**WHAT YOU ARE ASKED TO DO:** Look for the string "ರವನಹಳ" in the lines and copy each line that has it.

**RECORD SET:**
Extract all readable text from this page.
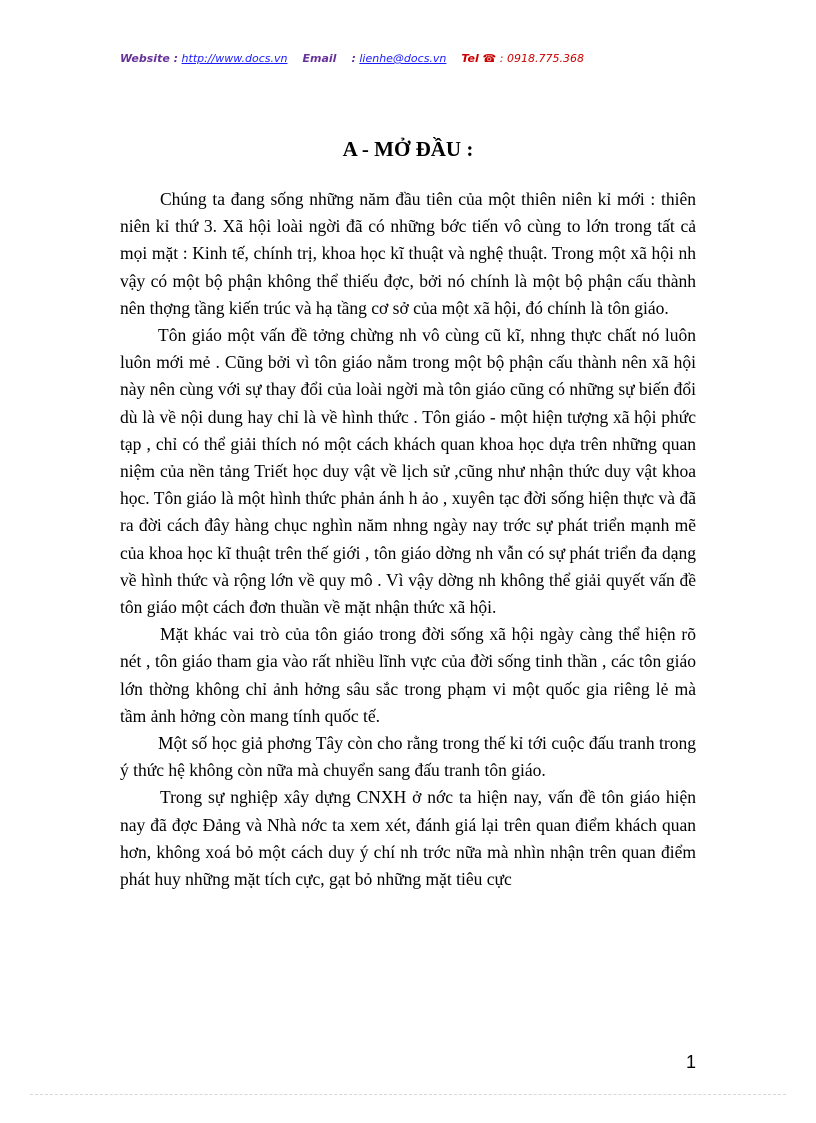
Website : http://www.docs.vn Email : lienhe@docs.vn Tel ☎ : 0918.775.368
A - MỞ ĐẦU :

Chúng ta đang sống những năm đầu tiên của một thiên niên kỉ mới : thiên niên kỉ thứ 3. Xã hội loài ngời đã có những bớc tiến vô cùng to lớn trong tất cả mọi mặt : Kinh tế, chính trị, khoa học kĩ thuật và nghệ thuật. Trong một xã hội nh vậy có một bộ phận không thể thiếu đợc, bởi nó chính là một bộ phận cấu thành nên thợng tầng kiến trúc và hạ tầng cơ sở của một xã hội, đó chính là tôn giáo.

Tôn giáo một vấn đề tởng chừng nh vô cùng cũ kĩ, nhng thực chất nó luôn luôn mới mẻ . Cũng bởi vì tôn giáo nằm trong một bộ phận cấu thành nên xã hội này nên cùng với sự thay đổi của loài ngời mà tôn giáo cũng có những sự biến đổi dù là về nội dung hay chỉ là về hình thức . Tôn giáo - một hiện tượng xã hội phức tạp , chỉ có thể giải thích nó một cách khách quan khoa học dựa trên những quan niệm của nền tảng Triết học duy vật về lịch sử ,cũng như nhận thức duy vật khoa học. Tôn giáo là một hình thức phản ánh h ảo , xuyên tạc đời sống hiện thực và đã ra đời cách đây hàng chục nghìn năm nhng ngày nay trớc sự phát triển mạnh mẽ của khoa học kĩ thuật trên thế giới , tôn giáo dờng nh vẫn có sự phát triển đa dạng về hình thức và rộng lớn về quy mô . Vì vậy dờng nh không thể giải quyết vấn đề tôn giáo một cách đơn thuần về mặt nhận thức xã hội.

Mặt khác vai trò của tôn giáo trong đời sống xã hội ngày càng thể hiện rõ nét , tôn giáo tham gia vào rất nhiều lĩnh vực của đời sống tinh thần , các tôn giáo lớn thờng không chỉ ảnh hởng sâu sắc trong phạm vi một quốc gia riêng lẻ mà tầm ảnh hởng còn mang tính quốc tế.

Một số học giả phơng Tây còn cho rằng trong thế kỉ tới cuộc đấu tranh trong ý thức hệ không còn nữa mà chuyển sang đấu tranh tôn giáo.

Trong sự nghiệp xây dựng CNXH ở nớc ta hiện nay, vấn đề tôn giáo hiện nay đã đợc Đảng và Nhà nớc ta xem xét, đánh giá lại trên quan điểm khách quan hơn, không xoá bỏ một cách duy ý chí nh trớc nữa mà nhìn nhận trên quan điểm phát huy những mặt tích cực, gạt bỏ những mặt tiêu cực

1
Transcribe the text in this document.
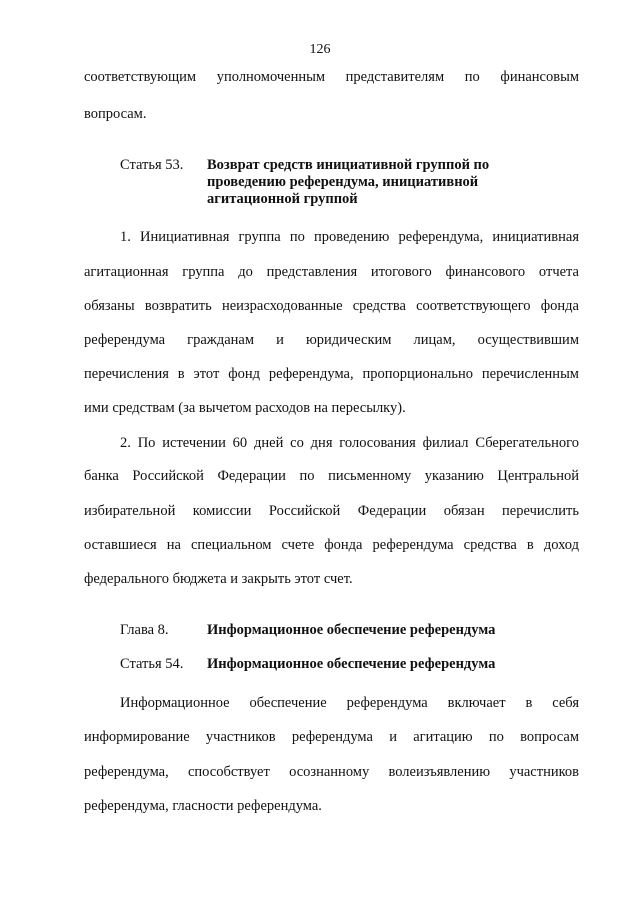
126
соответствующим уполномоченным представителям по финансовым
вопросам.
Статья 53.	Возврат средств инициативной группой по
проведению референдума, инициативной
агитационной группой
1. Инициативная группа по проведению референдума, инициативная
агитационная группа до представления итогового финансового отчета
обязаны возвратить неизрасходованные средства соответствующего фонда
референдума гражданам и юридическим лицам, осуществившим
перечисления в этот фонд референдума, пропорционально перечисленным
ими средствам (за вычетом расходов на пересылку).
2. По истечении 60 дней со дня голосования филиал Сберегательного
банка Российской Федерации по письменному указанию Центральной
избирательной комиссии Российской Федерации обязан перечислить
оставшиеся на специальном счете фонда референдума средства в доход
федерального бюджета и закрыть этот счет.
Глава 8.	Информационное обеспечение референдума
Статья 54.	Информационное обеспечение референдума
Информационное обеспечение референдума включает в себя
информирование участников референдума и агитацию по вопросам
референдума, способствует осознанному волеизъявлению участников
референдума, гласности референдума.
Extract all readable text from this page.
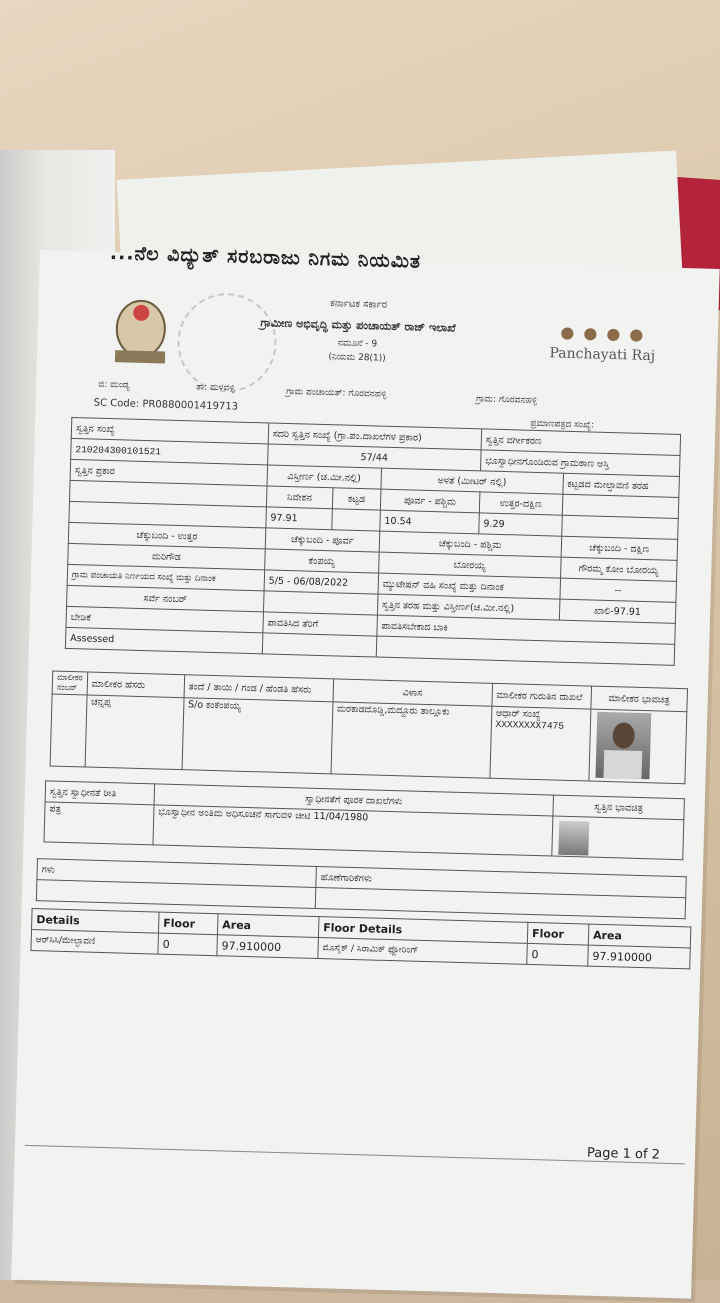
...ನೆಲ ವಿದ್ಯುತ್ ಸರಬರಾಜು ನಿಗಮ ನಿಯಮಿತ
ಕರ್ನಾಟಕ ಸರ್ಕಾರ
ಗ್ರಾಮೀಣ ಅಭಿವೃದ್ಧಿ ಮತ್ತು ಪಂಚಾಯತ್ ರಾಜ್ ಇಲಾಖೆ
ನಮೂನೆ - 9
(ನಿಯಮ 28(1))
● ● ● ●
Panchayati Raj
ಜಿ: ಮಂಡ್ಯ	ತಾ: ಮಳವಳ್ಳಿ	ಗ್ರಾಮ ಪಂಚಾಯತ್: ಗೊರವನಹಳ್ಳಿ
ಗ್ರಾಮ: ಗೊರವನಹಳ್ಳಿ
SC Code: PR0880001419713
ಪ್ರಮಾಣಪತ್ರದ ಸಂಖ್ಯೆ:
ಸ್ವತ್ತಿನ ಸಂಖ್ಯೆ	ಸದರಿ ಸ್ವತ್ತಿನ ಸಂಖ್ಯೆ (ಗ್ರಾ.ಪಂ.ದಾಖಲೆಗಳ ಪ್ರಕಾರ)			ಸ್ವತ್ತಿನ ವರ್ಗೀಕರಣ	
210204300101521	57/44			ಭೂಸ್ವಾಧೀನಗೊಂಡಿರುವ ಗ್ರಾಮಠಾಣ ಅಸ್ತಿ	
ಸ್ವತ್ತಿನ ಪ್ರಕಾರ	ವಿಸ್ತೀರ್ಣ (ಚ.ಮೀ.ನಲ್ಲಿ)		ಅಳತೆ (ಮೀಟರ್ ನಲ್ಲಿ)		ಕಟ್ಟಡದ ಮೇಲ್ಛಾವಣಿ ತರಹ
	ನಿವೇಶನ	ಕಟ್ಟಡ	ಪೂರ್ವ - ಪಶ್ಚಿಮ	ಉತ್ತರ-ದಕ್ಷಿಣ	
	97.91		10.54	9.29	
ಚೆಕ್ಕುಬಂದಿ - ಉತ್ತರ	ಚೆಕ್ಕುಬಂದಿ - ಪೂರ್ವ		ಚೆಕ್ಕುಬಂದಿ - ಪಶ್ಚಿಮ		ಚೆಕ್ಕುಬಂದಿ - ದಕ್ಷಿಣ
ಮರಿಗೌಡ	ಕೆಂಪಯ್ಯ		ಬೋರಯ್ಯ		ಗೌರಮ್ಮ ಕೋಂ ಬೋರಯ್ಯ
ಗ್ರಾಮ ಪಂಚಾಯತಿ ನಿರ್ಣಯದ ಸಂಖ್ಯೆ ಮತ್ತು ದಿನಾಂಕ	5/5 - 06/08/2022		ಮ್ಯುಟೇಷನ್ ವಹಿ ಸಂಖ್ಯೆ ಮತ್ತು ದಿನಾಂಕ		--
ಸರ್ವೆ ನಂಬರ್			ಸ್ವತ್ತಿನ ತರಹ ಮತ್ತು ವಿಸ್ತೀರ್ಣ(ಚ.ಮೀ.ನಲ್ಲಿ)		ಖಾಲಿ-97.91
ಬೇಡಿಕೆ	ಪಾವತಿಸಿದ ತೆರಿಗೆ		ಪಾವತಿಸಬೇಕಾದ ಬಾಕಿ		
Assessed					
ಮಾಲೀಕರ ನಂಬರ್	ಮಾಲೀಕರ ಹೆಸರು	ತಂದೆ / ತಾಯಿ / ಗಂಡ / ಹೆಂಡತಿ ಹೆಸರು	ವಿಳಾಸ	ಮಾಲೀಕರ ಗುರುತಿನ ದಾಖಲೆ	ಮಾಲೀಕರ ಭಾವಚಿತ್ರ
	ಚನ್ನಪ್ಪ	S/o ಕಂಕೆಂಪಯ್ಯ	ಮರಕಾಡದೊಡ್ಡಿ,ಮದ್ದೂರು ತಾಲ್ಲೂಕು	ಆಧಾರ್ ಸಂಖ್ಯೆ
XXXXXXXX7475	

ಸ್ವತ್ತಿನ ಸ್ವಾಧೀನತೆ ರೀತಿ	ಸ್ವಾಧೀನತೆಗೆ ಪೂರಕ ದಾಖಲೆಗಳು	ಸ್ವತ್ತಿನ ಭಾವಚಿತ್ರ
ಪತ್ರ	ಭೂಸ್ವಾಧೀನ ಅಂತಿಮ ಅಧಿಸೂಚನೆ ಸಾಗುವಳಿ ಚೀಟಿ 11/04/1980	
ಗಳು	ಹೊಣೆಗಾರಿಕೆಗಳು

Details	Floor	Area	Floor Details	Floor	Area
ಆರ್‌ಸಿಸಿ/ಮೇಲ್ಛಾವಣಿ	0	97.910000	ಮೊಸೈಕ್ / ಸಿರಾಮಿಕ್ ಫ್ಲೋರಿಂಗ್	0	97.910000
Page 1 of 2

**REPLY:**
ಜಿ: ಮಂಡ್ಯ	ತಾ: ಮಳವಳ್ಳಿ	ಗ್ರಾಮ ಪಂಚಾಯತ್: ಗೊರವನಹಳ್ಳಿ
ಗ್ರಾಮ: ಗೊರವನಹಳ್ಳಿ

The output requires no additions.